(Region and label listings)

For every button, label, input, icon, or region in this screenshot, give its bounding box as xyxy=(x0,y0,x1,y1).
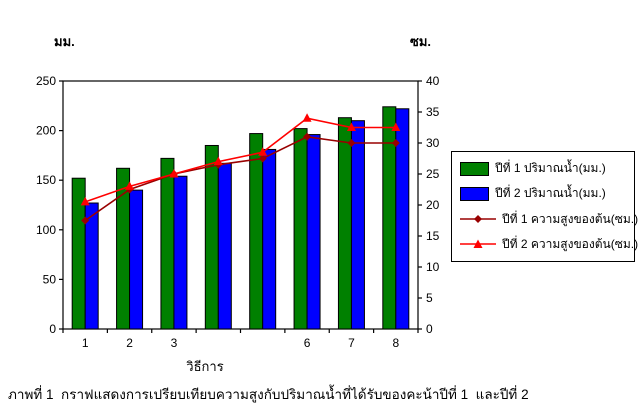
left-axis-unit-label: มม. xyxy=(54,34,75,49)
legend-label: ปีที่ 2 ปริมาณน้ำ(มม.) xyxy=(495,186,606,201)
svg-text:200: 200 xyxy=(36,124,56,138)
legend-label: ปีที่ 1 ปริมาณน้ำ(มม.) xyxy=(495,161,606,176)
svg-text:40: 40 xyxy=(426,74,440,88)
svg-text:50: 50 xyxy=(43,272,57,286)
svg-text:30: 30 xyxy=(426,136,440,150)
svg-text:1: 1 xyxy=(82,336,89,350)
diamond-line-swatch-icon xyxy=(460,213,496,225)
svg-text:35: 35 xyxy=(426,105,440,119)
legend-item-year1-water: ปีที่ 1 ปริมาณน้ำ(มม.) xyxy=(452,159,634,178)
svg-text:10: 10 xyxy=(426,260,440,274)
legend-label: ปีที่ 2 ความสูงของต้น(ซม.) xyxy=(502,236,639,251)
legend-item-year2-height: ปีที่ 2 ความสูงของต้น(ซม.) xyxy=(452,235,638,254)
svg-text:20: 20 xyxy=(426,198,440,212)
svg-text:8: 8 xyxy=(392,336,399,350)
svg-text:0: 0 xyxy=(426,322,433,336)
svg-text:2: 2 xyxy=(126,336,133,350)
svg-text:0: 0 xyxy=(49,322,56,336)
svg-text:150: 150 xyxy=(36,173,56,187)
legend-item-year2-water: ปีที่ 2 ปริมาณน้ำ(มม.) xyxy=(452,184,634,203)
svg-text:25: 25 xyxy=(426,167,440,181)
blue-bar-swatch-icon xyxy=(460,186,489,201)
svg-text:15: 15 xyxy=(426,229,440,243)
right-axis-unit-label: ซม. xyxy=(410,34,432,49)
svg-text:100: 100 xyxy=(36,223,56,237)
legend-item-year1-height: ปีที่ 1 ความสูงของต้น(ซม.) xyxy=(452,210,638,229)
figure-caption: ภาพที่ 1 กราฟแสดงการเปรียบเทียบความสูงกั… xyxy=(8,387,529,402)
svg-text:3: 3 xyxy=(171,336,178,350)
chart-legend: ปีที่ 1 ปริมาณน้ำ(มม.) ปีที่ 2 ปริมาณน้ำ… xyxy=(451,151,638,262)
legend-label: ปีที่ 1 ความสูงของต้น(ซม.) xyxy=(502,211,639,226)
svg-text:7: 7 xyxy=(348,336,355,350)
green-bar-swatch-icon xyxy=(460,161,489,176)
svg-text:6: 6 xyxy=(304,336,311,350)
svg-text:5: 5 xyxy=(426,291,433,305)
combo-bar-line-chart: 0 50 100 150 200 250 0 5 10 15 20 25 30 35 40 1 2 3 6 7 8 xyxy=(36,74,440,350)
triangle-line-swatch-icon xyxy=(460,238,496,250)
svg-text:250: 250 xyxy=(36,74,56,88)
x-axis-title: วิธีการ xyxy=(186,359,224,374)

> **Brief**: Filter the entries above down to the lines that contain the string "axis", and copy each of those lines in full.

> **Solution**:
left-axis-unit-label: มม. xyxy=(54,34,75,49)
right-axis-unit-label: ซม. xyxy=(410,34,432,49)
x-axis-title: วิธีการ xyxy=(186,359,224,374)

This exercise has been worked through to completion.